--- start Recorded data ---

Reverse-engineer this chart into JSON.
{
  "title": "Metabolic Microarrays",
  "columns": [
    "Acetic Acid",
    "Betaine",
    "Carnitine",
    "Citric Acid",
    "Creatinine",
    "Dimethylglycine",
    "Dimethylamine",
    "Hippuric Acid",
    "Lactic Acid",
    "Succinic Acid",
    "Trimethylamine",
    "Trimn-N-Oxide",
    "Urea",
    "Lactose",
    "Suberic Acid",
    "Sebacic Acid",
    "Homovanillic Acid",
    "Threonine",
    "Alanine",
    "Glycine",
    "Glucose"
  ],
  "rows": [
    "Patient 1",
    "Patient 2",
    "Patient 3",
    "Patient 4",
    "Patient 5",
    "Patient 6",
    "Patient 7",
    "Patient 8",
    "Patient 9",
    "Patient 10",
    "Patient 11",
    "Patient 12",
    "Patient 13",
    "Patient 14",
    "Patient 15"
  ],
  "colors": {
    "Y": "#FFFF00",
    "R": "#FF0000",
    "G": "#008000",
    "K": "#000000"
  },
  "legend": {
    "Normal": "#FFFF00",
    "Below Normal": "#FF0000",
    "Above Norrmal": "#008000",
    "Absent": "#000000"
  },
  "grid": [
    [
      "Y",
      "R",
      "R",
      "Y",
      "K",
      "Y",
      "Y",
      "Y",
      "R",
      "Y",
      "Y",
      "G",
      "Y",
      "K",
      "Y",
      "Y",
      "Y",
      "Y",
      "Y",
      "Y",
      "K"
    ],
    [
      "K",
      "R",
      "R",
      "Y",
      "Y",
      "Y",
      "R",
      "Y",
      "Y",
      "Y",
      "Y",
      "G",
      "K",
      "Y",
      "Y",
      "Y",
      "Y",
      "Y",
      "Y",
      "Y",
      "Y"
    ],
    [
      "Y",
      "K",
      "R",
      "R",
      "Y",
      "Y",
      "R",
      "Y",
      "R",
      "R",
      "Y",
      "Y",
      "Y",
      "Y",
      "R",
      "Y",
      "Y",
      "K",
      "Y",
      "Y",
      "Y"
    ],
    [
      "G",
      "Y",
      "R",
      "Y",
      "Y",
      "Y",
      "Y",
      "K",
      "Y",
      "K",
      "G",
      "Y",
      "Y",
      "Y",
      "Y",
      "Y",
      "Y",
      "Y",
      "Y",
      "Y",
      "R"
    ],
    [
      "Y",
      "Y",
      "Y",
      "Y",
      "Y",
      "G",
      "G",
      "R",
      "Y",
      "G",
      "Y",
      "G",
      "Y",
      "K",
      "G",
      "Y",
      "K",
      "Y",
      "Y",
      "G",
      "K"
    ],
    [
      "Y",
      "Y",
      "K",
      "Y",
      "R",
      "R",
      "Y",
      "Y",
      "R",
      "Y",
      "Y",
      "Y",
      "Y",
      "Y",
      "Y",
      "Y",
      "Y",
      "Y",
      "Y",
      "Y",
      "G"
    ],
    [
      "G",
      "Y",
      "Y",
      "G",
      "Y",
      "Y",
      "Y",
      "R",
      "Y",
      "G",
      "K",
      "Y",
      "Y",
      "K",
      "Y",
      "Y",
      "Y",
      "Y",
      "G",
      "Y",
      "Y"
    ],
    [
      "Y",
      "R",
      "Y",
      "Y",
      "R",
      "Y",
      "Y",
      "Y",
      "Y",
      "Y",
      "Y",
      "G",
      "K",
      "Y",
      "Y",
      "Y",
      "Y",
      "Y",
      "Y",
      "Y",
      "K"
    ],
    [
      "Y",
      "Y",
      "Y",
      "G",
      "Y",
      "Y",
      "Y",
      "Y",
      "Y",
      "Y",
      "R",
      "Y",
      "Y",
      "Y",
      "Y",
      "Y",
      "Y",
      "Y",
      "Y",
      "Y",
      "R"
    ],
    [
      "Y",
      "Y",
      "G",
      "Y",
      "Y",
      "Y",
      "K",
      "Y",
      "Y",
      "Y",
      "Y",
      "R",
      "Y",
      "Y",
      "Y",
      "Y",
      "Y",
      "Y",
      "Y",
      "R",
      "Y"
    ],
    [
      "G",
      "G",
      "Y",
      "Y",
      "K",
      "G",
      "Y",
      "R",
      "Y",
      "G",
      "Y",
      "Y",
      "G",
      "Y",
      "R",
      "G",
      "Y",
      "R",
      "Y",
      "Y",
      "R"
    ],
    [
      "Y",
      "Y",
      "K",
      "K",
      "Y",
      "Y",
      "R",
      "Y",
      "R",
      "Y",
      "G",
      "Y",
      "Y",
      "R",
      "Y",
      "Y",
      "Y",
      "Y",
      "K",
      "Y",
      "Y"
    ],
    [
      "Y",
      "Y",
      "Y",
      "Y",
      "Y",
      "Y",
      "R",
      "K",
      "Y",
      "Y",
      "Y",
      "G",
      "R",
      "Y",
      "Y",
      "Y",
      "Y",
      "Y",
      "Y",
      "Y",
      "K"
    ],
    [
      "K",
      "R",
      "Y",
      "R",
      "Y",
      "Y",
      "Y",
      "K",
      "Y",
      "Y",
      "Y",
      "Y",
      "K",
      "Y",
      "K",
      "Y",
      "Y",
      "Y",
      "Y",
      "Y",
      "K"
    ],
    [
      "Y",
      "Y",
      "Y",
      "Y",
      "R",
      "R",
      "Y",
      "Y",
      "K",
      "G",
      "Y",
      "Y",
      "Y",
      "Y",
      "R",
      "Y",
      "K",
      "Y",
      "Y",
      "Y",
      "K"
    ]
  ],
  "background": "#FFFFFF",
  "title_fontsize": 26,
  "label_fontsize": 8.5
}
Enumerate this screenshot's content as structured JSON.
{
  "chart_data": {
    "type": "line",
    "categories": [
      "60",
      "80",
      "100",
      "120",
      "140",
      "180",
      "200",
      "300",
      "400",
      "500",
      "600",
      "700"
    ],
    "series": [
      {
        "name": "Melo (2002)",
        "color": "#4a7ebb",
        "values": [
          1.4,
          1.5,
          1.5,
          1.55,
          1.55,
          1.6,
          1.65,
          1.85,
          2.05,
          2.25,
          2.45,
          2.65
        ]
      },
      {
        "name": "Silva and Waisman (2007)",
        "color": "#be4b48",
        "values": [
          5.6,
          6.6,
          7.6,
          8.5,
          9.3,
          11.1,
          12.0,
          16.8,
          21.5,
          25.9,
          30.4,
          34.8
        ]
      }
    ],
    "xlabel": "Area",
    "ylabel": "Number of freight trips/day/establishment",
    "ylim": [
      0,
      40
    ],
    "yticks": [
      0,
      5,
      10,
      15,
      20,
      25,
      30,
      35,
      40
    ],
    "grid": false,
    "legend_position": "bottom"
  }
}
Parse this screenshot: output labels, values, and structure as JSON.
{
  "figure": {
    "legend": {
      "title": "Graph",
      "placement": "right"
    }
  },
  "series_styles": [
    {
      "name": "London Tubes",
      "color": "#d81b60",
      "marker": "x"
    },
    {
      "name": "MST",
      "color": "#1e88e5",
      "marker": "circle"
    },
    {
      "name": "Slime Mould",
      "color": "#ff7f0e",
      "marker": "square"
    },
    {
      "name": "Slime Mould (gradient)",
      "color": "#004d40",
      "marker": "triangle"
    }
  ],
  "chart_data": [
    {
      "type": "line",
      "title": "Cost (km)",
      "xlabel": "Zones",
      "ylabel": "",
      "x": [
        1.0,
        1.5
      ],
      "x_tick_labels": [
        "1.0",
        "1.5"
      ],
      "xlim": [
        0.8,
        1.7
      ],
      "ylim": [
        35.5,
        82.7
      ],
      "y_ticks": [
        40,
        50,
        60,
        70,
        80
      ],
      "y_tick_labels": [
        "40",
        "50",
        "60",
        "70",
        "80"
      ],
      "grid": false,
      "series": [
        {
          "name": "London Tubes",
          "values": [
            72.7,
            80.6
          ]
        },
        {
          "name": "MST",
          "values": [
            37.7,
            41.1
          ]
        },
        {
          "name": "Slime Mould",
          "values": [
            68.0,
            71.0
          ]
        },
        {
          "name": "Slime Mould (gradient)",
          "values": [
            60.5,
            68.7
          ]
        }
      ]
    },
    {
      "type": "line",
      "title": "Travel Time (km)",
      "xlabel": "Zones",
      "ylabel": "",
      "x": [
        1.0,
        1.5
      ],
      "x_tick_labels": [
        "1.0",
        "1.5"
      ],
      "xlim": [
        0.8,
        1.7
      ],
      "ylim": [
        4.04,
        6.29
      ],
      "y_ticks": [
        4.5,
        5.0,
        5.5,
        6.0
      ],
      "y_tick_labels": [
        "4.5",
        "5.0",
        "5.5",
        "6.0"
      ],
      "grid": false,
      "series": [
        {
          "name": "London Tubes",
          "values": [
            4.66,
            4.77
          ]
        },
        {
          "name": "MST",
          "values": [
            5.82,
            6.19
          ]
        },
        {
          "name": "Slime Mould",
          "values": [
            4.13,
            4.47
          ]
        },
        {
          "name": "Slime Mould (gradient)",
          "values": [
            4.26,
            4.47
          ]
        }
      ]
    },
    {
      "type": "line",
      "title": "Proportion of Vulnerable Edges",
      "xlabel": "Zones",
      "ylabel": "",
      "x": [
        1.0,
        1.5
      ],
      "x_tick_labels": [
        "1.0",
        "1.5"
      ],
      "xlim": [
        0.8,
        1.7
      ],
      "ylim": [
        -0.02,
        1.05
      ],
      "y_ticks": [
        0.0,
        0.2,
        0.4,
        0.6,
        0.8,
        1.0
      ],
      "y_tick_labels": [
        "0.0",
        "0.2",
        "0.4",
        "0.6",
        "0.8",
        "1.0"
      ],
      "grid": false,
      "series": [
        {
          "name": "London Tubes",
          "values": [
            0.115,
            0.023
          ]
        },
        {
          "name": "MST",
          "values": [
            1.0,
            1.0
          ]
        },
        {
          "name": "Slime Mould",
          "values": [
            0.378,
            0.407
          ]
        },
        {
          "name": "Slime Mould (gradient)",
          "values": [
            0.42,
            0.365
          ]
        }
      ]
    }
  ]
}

--- end Recorded data ---

Instructions to follow
List all lines holding the string "screenshot".

Solved exercise
Enumerate this screenshot's content as structured JSON.
Parse this screenshot: output labels, values, and structure as JSON.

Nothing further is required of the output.